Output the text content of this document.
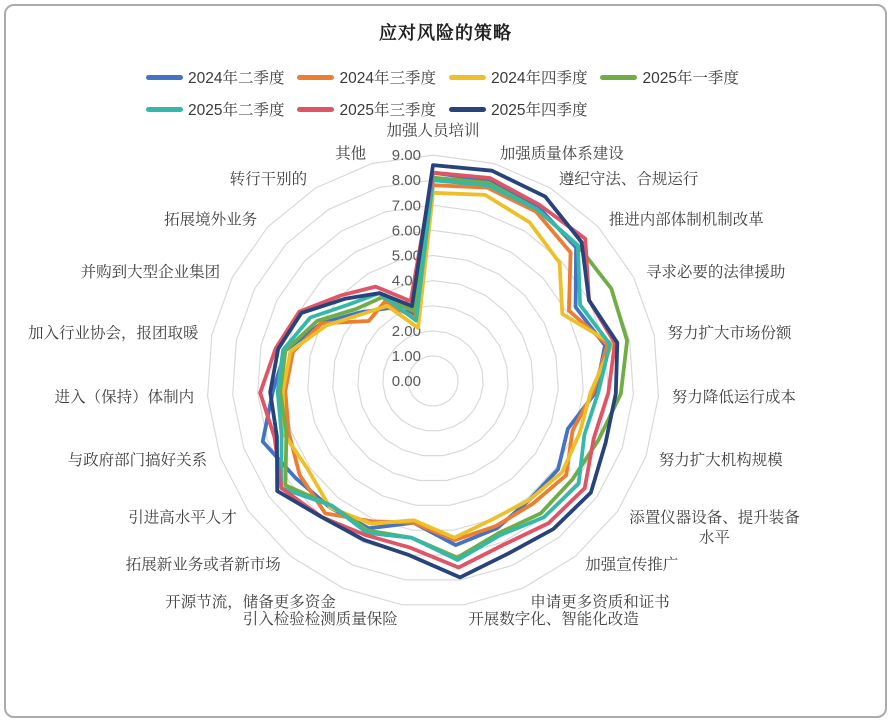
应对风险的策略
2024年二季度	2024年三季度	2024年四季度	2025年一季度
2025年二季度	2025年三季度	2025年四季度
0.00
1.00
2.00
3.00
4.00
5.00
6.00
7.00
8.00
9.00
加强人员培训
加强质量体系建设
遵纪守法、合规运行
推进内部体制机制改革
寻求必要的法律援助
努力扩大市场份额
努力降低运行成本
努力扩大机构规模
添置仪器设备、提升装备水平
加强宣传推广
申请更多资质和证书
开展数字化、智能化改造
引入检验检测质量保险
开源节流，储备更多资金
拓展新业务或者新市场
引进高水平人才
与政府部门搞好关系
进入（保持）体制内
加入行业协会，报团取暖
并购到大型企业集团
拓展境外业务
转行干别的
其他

• **STATED TASK**
Output all of the entries verbatim, leaving out any images.

• **EXERCISE OUTPUT**
Output the text content of this document.
应对风险的策略
2024年二季度	2024年三季度	2024年四季度	2025年一季度
2025年二季度	2025年三季度	2025年四季度
0.00
1.00
2.00
3.00
4.00
5.00
6.00
7.00
8.00
9.00
加强人员培训
加强质量体系建设
遵纪守法、合规运行
推进内部体制机制改革
寻求必要的法律援助
努力扩大市场份额
努力降低运行成本
努力扩大机构规模
添置仪器设备、提升装备水平
加强宣传推广
申请更多资质和证书
开展数字化、智能化改造
引入检验检测质量保险
开源节流，储备更多资金
拓展新业务或者新市场
引进高水平人才
与政府部门搞好关系
进入（保持）体制内
加入行业协会，报团取暖
并购到大型企业集团
拓展境外业务
转行干别的
其他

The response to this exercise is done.